TASK TO CARRY OUT = All entries must be extracted exactly, with nothing added or dropped.
▬▬▬▬▬▬
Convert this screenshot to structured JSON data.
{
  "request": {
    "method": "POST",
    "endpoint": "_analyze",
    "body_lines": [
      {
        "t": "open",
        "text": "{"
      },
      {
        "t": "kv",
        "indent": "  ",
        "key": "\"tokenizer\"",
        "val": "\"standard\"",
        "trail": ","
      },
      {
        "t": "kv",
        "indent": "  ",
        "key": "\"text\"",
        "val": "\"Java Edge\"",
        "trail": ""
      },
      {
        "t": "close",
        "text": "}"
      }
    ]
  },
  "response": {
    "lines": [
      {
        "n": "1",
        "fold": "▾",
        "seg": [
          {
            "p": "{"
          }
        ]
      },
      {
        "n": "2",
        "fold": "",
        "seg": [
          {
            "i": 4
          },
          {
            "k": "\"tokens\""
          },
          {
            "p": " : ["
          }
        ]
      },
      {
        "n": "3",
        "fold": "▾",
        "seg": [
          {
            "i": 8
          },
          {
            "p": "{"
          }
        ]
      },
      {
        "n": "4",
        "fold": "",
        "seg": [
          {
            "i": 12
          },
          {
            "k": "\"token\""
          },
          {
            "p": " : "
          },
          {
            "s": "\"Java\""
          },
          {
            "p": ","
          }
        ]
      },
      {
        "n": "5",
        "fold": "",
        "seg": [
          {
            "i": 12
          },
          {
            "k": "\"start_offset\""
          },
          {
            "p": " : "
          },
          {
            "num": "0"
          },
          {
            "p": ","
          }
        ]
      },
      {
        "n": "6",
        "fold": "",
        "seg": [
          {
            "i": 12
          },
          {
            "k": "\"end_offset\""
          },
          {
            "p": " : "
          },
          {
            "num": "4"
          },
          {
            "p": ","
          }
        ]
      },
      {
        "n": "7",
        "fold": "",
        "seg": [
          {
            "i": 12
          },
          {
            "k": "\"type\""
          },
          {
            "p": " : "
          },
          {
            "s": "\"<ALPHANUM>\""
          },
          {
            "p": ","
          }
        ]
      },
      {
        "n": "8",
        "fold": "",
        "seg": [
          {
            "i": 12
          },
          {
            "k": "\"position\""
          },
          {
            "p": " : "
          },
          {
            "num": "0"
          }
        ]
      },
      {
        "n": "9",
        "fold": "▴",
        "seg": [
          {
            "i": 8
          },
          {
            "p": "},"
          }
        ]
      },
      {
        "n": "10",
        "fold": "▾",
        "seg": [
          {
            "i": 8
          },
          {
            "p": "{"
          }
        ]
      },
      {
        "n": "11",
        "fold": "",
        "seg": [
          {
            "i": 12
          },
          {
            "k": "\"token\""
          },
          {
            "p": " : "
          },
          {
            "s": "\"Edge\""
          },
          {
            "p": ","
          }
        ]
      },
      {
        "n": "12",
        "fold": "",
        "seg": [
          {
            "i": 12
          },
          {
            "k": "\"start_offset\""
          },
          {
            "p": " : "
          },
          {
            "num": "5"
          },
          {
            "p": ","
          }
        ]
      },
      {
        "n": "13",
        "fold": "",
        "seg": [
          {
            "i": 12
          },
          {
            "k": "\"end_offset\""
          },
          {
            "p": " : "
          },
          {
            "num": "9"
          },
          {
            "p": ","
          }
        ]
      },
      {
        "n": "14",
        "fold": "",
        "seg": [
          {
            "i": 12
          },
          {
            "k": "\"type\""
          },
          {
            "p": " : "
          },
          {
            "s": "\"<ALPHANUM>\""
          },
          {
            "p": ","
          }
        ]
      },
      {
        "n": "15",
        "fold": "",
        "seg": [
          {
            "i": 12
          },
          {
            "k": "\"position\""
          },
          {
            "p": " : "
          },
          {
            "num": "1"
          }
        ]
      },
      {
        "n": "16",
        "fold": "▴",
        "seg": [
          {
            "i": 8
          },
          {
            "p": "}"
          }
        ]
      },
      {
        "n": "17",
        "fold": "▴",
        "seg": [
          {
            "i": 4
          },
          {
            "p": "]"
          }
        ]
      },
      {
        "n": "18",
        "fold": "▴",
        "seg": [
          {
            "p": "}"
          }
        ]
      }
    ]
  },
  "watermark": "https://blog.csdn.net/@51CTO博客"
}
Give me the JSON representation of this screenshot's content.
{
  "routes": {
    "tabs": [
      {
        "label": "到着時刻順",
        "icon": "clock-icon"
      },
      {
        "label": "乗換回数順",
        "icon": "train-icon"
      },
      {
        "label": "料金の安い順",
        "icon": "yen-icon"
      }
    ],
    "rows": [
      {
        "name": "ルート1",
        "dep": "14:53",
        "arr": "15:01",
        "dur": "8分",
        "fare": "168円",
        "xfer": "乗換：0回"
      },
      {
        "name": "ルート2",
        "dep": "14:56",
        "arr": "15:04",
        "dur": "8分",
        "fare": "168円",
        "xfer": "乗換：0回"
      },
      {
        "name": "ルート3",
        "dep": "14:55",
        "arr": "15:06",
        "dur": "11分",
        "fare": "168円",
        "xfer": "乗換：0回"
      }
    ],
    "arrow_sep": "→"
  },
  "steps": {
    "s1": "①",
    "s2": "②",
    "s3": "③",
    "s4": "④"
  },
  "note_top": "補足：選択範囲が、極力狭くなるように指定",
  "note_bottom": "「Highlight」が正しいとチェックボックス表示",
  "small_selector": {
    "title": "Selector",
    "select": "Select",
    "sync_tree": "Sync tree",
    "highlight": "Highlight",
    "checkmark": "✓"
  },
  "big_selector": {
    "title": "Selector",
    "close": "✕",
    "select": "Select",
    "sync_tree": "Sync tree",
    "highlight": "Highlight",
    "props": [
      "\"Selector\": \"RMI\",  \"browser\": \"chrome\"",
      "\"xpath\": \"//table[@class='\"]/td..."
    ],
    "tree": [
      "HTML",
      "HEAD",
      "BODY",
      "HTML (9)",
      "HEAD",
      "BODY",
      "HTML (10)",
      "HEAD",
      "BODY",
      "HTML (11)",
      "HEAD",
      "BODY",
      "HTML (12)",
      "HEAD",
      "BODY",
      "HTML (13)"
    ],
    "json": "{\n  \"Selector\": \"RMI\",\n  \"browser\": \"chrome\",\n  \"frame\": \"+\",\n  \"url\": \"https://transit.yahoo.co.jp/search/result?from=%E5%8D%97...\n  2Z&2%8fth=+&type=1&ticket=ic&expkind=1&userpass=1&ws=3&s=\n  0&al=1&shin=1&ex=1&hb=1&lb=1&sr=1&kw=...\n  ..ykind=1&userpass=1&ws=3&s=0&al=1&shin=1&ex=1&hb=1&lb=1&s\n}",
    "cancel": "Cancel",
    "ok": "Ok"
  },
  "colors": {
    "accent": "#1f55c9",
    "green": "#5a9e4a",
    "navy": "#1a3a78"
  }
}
▬▬▬▬▬▬
SOLUTION =
Convert this screenshot to structured JSON data.
{
  "request": {
    "method": "POST",
    "endpoint": "_analyze",
    "body_lines": [
      {
        "t": "open",
        "text": "{"
      },
      {
        "t": "kv",
        "indent": "  ",
        "key": "\"tokenizer\"",
        "val": "\"standard\"",
        "trail": ","
      },
      {
        "t": "kv",
        "indent": "  ",
        "key": "\"text\"",
        "val": "\"Java Edge\"",
        "trail": ""
      },
      {
        "t": "close",
        "text": "}"
      }
    ]
  },
  "response": {
    "lines": [
      {
        "n": "1",
        "fold": "▾",
        "seg": [
          {
            "p": "{"
          }
        ]
      },
      {
        "n": "2",
        "fold": "",
        "seg": [
          {
            "i": 4
          },
          {
            "k": "\"tokens\""
          },
          {
            "p": " : ["
          }
        ]
      },
      {
        "n": "3",
        "fold": "▾",
        "seg": [
          {
            "i": 8
          },
          {
            "p": "{"
          }
        ]
      },
      {
        "n": "4",
        "fold": "",
        "seg": [
          {
            "i": 12
          },
          {
            "k": "\"token\""
          },
          {
            "p": " : "
          },
          {
            "s": "\"Java\""
          },
          {
            "p": ","
          }
        ]
      },
      {
        "n": "5",
        "fold": "",
        "seg": [
          {
            "i": 12
          },
          {
            "k": "\"start_offset\""
          },
          {
            "p": " : "
          },
          {
            "num": "0"
          },
          {
            "p": ","
          }
        ]
      },
      {
        "n": "6",
        "fold": "",
        "seg": [
          {
            "i": 12
          },
          {
            "k": "\"end_offset\""
          },
          {
            "p": " : "
          },
          {
            "num": "4"
          },
          {
            "p": ","
          }
        ]
      },
      {
        "n": "7",
        "fold": "",
        "seg": [
          {
            "i": 12
          },
          {
            "k": "\"type\""
          },
          {
            "p": " : "
          },
          {
            "s": "\"<ALPHANUM>\""
          },
          {
            "p": ","
          }
        ]
      },
      {
        "n": "8",
        "fold": "",
        "seg": [
          {
            "i": 12
          },
          {
            "k": "\"position\""
          },
          {
            "p": " : "
          },
          {
            "num": "0"
          }
        ]
      },
      {
        "n": "9",
        "fold": "▴",
        "seg": [
          {
            "i": 8
          },
          {
            "p": "},"
          }
        ]
      },
      {
        "n": "10",
        "fold": "▾",
        "seg": [
          {
            "i": 8
          },
          {
            "p": "{"
          }
        ]
      },
      {
        "n": "11",
        "fold": "",
        "seg": [
          {
            "i": 12
          },
          {
            "k": "\"token\""
          },
          {
            "p": " : "
          },
          {
            "s": "\"Edge\""
          },
          {
            "p": ","
          }
        ]
      },
      {
        "n": "12",
        "fold": "",
        "seg": [
          {
            "i": 12
          },
          {
            "k": "\"start_offset\""
          },
          {
            "p": " : "
          },
          {
            "num": "5"
          },
          {
            "p": ","
          }
        ]
      },
      {
        "n": "13",
        "fold": "",
        "seg": [
          {
            "i": 12
          },
          {
            "k": "\"end_offset\""
          },
          {
            "p": " : "
          },
          {
            "num": "9"
          },
          {
            "p": ","
          }
        ]
      },
      {
        "n": "14",
        "fold": "",
        "seg": [
          {
            "i": 12
          },
          {
            "k": "\"type\""
          },
          {
            "p": " : "
          },
          {
            "s": "\"<ALPHANUM>\""
          },
          {
            "p": ","
          }
        ]
      },
      {
        "n": "15",
        "fold": "",
        "seg": [
          {
            "i": 12
          },
          {
            "k": "\"position\""
          },
          {
            "p": " : "
          },
          {
            "num": "1"
          }
        ]
      },
      {
        "n": "16",
        "fold": "▴",
        "seg": [
          {
            "i": 8
          },
          {
            "p": "}"
          }
        ]
      },
      {
        "n": "17",
        "fold": "▴",
        "seg": [
          {
            "i": 4
          },
          {
            "p": "]"
          }
        ]
      },
      {
        "n": "18",
        "fold": "▴",
        "seg": [
          {
            "p": "}"
          }
        ]
      }
    ]
  },
  "watermark": "https://blog.csdn.net/@51CTO博客"
}
Give me the JSON representation of this screenshot's content.
{
  "routes": {
    "tabs": [
      {
        "label": "到着時刻順",
        "icon": "clock-icon"
      },
      {
        "label": "乗換回数順",
        "icon": "train-icon"
      },
      {
        "label": "料金の安い順",
        "icon": "yen-icon"
      }
    ],
    "rows": [
      {
        "name": "ルート1",
        "dep": "14:53",
        "arr": "15:01",
        "dur": "8分",
        "fare": "168円",
        "xfer": "乗換：0回"
      },
      {
        "name": "ルート2",
        "dep": "14:56",
        "arr": "15:04",
        "dur": "8分",
        "fare": "168円",
        "xfer": "乗換：0回"
      },
      {
        "name": "ルート3",
        "dep": "14:55",
        "arr": "15:06",
        "dur": "11分",
        "fare": "168円",
        "xfer": "乗換：0回"
      }
    ],
    "arrow_sep": "→"
  },
  "steps": {
    "s1": "①",
    "s2": "②",
    "s3": "③",
    "s4": "④"
  },
  "note_top": "補足：選択範囲が、極力狭くなるように指定",
  "note_bottom": "「Highlight」が正しいとチェックボックス表示",
  "small_selector": {
    "title": "Selector",
    "select": "Select",
    "sync_tree": "Sync tree",
    "highlight": "Highlight",
    "checkmark": "✓"
  },
  "big_selector": {
    "title": "Selector",
    "close": "✕",
    "select": "Select",
    "sync_tree": "Sync tree",
    "highlight": "Highlight",
    "props": [
      "\"Selector\": \"RMI\",  \"browser\": \"chrome\"",
      "\"xpath\": \"//table[@class='\"]/td..."
    ],
    "tree": [
      "HTML",
      "HEAD",
      "BODY",
      "HTML (9)",
      "HEAD",
      "BODY",
      "HTML (10)",
      "HEAD",
      "BODY",
      "HTML (11)",
      "HEAD",
      "BODY",
      "HTML (12)",
      "HEAD",
      "BODY",
      "HTML (13)"
    ],
    "json": "{\n  \"Selector\": \"RMI\",\n  \"browser\": \"chrome\",\n  \"frame\": \"+\",\n  \"url\": \"https://transit.yahoo.co.jp/search/result?from=%E5%8D%97...\n  2Z&2%8fth=+&type=1&ticket=ic&expkind=1&userpass=1&ws=3&s=\n  0&al=1&shin=1&ex=1&hb=1&lb=1&sr=1&kw=...\n  ..ykind=1&userpass=1&ws=3&s=0&al=1&shin=1&ex=1&hb=1&lb=1&s\n}",
    "cancel": "Cancel",
    "ok": "Ok"
  },
  "colors": {
    "accent": "#1f55c9",
    "green": "#5a9e4a",
    "navy": "#1a3a78"
  }
}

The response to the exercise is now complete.